Verbatim output of all the material below is required.

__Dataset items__
——————————

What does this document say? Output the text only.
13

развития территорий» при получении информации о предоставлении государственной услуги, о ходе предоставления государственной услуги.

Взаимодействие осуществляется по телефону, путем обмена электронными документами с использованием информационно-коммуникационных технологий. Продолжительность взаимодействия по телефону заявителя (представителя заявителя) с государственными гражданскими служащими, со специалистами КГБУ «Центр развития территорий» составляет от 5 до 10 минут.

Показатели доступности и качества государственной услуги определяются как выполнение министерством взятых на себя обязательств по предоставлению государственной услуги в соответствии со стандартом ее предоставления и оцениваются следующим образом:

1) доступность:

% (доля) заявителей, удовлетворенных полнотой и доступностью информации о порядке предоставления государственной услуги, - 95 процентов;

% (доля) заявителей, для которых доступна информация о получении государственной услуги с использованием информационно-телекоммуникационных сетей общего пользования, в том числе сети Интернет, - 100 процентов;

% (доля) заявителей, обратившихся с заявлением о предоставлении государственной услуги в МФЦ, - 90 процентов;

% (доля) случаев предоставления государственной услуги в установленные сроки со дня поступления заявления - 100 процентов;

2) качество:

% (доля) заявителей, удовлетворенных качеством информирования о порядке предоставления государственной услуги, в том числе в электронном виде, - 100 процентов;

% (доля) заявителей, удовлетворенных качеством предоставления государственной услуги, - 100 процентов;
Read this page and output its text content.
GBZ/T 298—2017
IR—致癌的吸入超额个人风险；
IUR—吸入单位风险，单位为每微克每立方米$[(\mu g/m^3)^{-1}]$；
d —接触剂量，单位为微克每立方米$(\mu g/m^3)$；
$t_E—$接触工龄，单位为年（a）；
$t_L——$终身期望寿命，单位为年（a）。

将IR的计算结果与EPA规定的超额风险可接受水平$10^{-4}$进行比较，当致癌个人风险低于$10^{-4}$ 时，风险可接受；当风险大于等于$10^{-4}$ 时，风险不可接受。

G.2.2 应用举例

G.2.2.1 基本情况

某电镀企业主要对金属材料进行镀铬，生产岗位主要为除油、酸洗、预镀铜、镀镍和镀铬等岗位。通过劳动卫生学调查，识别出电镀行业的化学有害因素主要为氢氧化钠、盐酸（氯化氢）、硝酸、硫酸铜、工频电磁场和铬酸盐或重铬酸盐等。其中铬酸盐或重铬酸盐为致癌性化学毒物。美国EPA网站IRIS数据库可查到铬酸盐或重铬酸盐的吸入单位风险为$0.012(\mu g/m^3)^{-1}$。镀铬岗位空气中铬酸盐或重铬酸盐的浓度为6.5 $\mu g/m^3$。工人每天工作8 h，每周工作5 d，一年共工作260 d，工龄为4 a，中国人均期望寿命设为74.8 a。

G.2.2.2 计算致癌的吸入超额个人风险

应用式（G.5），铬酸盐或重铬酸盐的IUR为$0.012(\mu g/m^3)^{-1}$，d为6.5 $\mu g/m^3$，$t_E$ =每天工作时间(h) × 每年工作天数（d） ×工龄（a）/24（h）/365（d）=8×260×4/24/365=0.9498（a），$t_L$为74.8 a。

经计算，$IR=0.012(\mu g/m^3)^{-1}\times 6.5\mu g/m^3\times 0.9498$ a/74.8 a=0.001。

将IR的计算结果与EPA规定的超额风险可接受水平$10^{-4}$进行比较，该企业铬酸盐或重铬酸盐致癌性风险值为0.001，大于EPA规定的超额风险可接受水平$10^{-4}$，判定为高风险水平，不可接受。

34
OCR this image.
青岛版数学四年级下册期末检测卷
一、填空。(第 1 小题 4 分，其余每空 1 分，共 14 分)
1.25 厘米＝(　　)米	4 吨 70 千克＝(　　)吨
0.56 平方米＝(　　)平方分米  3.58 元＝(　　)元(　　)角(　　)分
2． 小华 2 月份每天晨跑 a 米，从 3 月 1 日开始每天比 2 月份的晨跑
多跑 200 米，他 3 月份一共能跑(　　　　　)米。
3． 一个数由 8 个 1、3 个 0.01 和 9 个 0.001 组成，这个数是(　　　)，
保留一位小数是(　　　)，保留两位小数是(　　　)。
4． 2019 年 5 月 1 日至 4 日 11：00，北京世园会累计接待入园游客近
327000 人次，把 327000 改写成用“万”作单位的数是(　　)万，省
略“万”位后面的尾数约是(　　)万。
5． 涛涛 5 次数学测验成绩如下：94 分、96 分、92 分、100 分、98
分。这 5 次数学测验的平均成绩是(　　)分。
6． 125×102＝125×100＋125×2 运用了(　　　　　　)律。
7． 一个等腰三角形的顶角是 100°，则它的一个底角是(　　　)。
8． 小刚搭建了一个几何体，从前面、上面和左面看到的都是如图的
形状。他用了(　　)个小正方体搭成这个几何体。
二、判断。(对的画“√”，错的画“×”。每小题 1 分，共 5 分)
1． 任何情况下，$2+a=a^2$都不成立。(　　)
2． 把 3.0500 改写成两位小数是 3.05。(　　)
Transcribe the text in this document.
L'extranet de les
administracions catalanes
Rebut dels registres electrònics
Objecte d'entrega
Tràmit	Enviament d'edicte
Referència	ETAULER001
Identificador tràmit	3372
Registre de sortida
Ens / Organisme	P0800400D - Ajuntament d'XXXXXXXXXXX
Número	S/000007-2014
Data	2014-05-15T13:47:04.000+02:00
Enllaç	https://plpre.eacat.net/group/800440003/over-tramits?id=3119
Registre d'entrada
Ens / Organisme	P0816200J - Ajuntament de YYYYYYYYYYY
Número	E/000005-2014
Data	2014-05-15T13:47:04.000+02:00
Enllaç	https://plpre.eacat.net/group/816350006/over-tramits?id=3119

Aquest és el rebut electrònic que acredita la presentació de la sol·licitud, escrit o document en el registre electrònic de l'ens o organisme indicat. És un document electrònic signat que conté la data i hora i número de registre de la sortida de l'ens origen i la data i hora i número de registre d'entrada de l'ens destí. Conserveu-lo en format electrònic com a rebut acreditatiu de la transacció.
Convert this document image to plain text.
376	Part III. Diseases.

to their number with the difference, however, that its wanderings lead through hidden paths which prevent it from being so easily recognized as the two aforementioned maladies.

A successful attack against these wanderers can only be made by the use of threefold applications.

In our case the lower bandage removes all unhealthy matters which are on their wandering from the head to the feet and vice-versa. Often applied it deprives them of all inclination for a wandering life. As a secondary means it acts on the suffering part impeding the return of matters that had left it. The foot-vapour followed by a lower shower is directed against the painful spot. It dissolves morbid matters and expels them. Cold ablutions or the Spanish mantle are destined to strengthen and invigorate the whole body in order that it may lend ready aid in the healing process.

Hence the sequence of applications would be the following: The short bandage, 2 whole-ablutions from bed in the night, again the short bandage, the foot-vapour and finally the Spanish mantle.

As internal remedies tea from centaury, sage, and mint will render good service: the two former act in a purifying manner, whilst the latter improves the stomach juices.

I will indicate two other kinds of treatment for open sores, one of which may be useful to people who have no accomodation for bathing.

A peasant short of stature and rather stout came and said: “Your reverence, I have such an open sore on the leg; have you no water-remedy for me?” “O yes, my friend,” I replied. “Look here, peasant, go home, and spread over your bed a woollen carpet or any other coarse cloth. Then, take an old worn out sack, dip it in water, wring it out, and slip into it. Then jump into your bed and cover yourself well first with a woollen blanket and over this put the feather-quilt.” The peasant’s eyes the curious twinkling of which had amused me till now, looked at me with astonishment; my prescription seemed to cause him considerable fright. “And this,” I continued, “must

——————————

__Finished exercise__
What does this document say? Output the text only.
13

развития территорий» при получении информации о предоставлении государственной услуги, о ходе предоставления государственной услуги.

Взаимодействие осуществляется по телефону, путем обмена электронными документами с использованием информационно-коммуникационных технологий. Продолжительность взаимодействия по телефону заявителя (представителя заявителя) с государственными гражданскими служащими, со специалистами КГБУ «Центр развития территорий» составляет от 5 до 10 минут.

Показатели доступности и качества государственной услуги определяются как выполнение министерством взятых на себя обязательств по предоставлению государственной услуги в соответствии со стандартом ее предоставления и оцениваются следующим образом:

1) доступность:

% (доля) заявителей, удовлетворенных полнотой и доступностью информации о порядке предоставления государственной услуги, - 95 процентов;

% (доля) заявителей, для которых доступна информация о получении государственной услуги с использованием информационно-телекоммуникационных сетей общего пользования, в том числе сети Интернет, - 100 процентов;

% (доля) заявителей, обратившихся с заявлением о предоставлении государственной услуги в МФЦ, - 90 процентов;

% (доля) случаев предоставления государственной услуги в установленные сроки со дня поступления заявления - 100 процентов;

2) качество:

% (доля) заявителей, удовлетворенных качеством информирования о порядке предоставления государственной услуги, в том числе в электронном виде, - 100 процентов;

% (доля) заявителей, удовлетворенных качеством предоставления государственной услуги, - 100 процентов;
Read this page and output its text content.
GBZ/T 298—2017
IR—致癌的吸入超额个人风险；
IUR—吸入单位风险，单位为每微克每立方米$[(\mu g/m^3)^{-1}]$；
d —接触剂量，单位为微克每立方米$(\mu g/m^3)$；
$t_E—$接触工龄，单位为年（a）；
$t_L——$终身期望寿命，单位为年（a）。

将IR的计算结果与EPA规定的超额风险可接受水平$10^{-4}$进行比较，当致癌个人风险低于$10^{-4}$ 时，风险可接受；当风险大于等于$10^{-4}$ 时，风险不可接受。

G.2.2 应用举例

G.2.2.1 基本情况

某电镀企业主要对金属材料进行镀铬，生产岗位主要为除油、酸洗、预镀铜、镀镍和镀铬等岗位。通过劳动卫生学调查，识别出电镀行业的化学有害因素主要为氢氧化钠、盐酸（氯化氢）、硝酸、硫酸铜、工频电磁场和铬酸盐或重铬酸盐等。其中铬酸盐或重铬酸盐为致癌性化学毒物。美国EPA网站IRIS数据库可查到铬酸盐或重铬酸盐的吸入单位风险为$0.012(\mu g/m^3)^{-1}$。镀铬岗位空气中铬酸盐或重铬酸盐的浓度为6.5 $\mu g/m^3$。工人每天工作8 h，每周工作5 d，一年共工作260 d，工龄为4 a，中国人均期望寿命设为74.8 a。

G.2.2.2 计算致癌的吸入超额个人风险

应用式（G.5），铬酸盐或重铬酸盐的IUR为$0.012(\mu g/m^3)^{-1}$，d为6.5 $\mu g/m^3$，$t_E$ =每天工作时间(h) × 每年工作天数（d） ×工龄（a）/24（h）/365（d）=8×260×4/24/365=0.9498（a），$t_L$为74.8 a。

经计算，$IR=0.012(\mu g/m^3)^{-1}\times 6.5\mu g/m^3\times 0.9498$ a/74.8 a=0.001。

将IR的计算结果与EPA规定的超额风险可接受水平$10^{-4}$进行比较，该企业铬酸盐或重铬酸盐致癌性风险值为0.001，大于EPA规定的超额风险可接受水平$10^{-4}$，判定为高风险水平，不可接受。

34
OCR this image.
青岛版数学四年级下册期末检测卷
一、填空。(第 1 小题 4 分，其余每空 1 分，共 14 分)
1.25 厘米＝(　　)米	4 吨 70 千克＝(　　)吨
0.56 平方米＝(　　)平方分米  3.58 元＝(　　)元(　　)角(　　)分
2． 小华 2 月份每天晨跑 a 米，从 3 月 1 日开始每天比 2 月份的晨跑
多跑 200 米，他 3 月份一共能跑(　　　　　)米。
3． 一个数由 8 个 1、3 个 0.01 和 9 个 0.001 组成，这个数是(　　　)，
保留一位小数是(　　　)，保留两位小数是(　　　)。
4． 2019 年 5 月 1 日至 4 日 11：00，北京世园会累计接待入园游客近
327000 人次，把 327000 改写成用“万”作单位的数是(　　)万，省
略“万”位后面的尾数约是(　　)万。
5． 涛涛 5 次数学测验成绩如下：94 分、96 分、92 分、100 分、98
分。这 5 次数学测验的平均成绩是(　　)分。
6． 125×102＝125×100＋125×2 运用了(　　　　　　)律。
7． 一个等腰三角形的顶角是 100°，则它的一个底角是(　　　)。
8． 小刚搭建了一个几何体，从前面、上面和左面看到的都是如图的
形状。他用了(　　)个小正方体搭成这个几何体。
二、判断。(对的画“√”，错的画“×”。每小题 1 分，共 5 分)
1． 任何情况下，$2+a=a^2$都不成立。(　　)
2． 把 3.0500 改写成两位小数是 3.05。(　　)
Transcribe the text in this document.
L'extranet de les
administracions catalanes
Rebut dels registres electrònics
Objecte d'entrega
Tràmit	Enviament d'edicte
Referència	ETAULER001
Identificador tràmit	3372
Registre de sortida
Ens / Organisme	P0800400D - Ajuntament d'XXXXXXXXXXX
Número	S/000007-2014
Data	2014-05-15T13:47:04.000+02:00
Enllaç	https://plpre.eacat.net/group/800440003/over-tramits?id=3119
Registre d'entrada
Ens / Organisme	P0816200J - Ajuntament de YYYYYYYYYYY
Número	E/000005-2014
Data	2014-05-15T13:47:04.000+02:00
Enllaç	https://plpre.eacat.net/group/816350006/over-tramits?id=3119

Aquest és el rebut electrònic que acredita la presentació de la sol·licitud, escrit o document en el registre electrònic de l'ens o organisme indicat. És un document electrònic signat que conté la data i hora i número de registre de la sortida de l'ens origen i la data i hora i número de registre d'entrada de l'ens destí. Conserveu-lo en format electrònic com a rebut acreditatiu de la transacció.
Convert this document image to plain text.
376	Part III. Diseases.

to their number with the difference, however, that its wanderings lead through hidden paths which prevent it from being so easily recognized as the two aforementioned maladies.

A successful attack against these wanderers can only be made by the use of threefold applications.

In our case the lower bandage removes all unhealthy matters which are on their wandering from the head to the feet and vice-versa. Often applied it deprives them of all inclination for a wandering life. As a secondary means it acts on the suffering part impeding the return of matters that had left it. The foot-vapour followed by a lower shower is directed against the painful spot. It dissolves morbid matters and expels them. Cold ablutions or the Spanish mantle are destined to strengthen and invigorate the whole body in order that it may lend ready aid in the healing process.

Hence the sequence of applications would be the following: The short bandage, 2 whole-ablutions from bed in the night, again the short bandage, the foot-vapour and finally the Spanish mantle.

As internal remedies tea from centaury, sage, and mint will render good service: the two former act in a purifying manner, whilst the latter improves the stomach juices.

I will indicate two other kinds of treatment for open sores, one of which may be useful to people who have no accomodation for bathing.

A peasant short of stature and rather stout came and said: “Your reverence, I have such an open sore on the leg; have you no water-remedy for me?” “O yes, my friend,” I replied. “Look here, peasant, go home, and spread over your bed a woollen carpet or any other coarse cloth. Then, take an old worn out sack, dip it in water, wring it out, and slip into it. Then jump into your bed and cover yourself well first with a woollen blanket and over this put the feather-quilt.” The peasant’s eyes the curious twinkling of which had amused me till now, looked at me with astonishment; my prescription seemed to cause him considerable fright. “And this,” I continued, “must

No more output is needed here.